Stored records
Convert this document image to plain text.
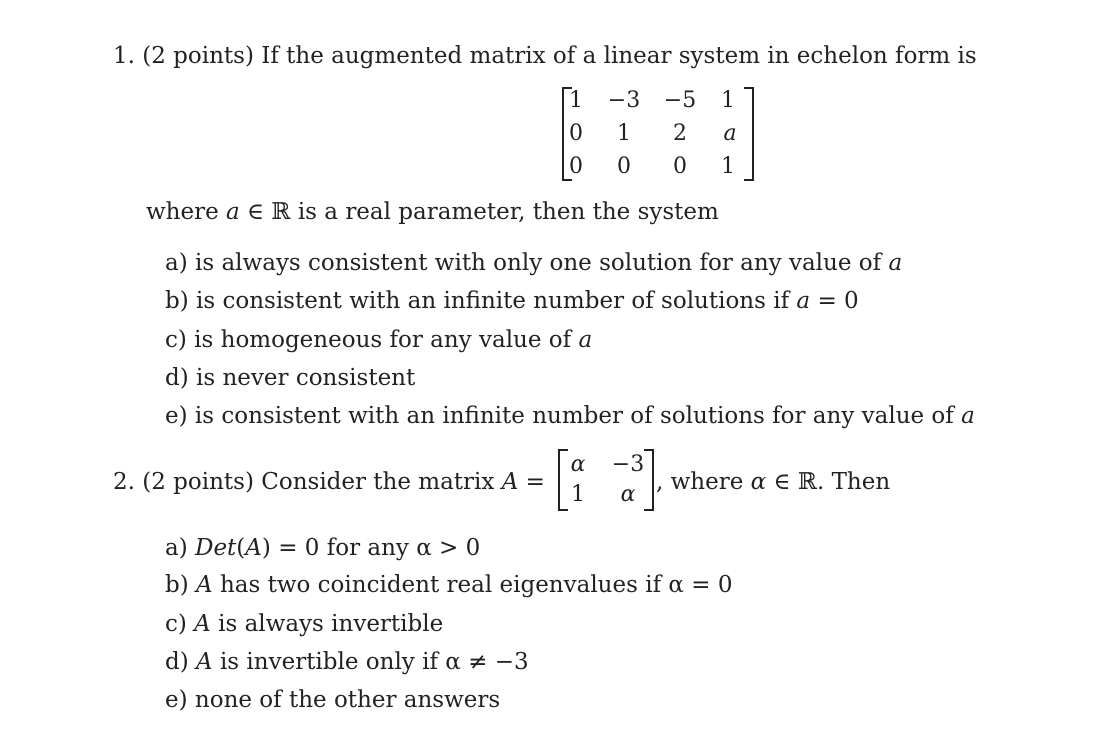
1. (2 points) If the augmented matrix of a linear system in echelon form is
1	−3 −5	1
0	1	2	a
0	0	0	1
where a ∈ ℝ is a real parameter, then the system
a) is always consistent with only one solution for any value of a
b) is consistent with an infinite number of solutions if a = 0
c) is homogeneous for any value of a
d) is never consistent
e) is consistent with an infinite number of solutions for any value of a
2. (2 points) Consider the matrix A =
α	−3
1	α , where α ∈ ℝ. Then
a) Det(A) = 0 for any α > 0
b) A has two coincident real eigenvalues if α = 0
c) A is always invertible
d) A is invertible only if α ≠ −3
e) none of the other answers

## Objective
From the data, collect all lines where the string "system" appears.

## Complete response
1. (2 points) If the augmented matrix of a linear system in echelon form is
where a ∈ ℝ is a real parameter, then the system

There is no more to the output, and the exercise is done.